**WRITTEN EXERCISE**
From the line containing "Type out the text in this image." to the very last line, repeat everything exactly and add nothing else. Skip the pictures.

**TASK MATERIAL**
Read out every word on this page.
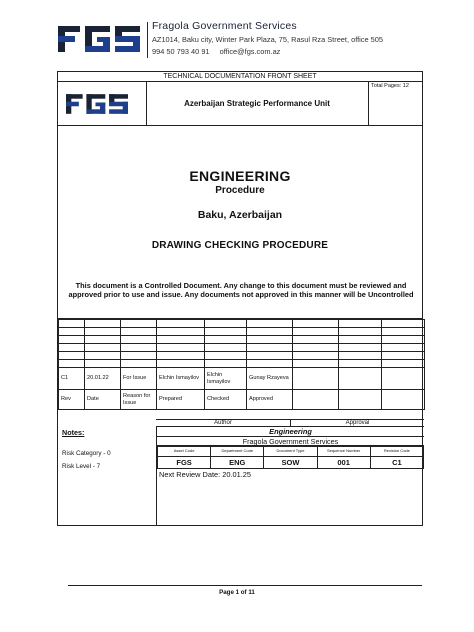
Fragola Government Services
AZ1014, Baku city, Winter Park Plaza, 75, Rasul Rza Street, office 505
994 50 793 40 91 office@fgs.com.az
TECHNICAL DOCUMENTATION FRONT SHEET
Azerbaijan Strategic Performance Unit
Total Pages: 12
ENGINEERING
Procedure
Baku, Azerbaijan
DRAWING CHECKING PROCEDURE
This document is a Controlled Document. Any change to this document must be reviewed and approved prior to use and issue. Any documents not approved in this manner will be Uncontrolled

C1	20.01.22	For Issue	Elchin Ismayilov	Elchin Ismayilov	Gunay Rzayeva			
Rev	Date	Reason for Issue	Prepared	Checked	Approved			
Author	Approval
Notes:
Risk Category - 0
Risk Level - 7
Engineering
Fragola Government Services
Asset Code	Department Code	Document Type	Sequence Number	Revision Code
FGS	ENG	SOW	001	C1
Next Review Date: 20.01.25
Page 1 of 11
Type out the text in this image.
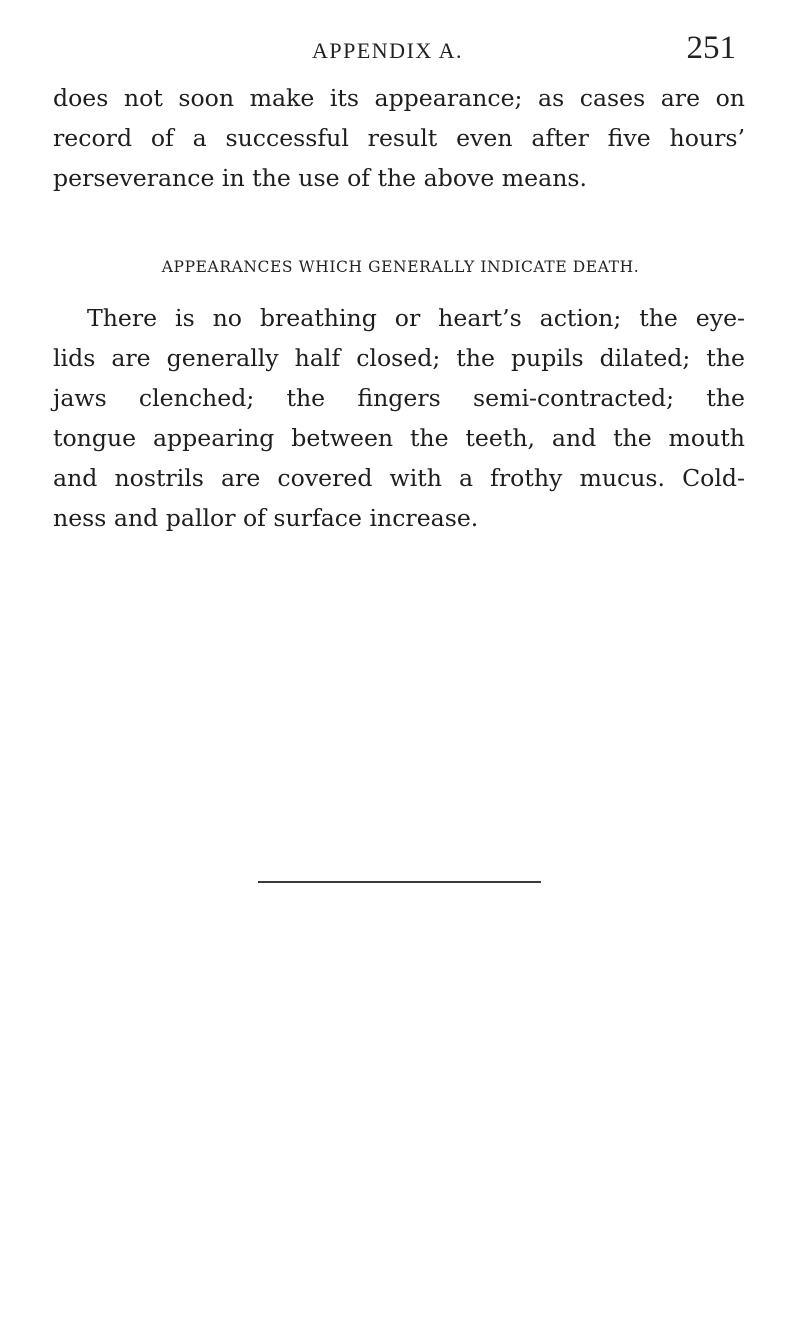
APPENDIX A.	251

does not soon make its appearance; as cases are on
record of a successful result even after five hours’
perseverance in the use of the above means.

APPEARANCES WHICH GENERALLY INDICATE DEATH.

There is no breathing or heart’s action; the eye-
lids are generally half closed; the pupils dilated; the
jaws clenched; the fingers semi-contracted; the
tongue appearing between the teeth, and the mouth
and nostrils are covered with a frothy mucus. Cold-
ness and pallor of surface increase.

**EXERCISE RESPONSE**
Type out the text in this image.
APPENDIX A.	251

does not soon make its appearance; as cases are on
record of a successful result even after five hours’
perseverance in the use of the above means.

APPEARANCES WHICH GENERALLY INDICATE DEATH.

There is no breathing or heart’s action; the eye-
lids are generally half closed; the pupils dilated; the
jaws clenched; the fingers semi-contracted; the
tongue appearing between the teeth, and the mouth
and nostrils are covered with a frothy mucus. Cold-
ness and pallor of surface increase.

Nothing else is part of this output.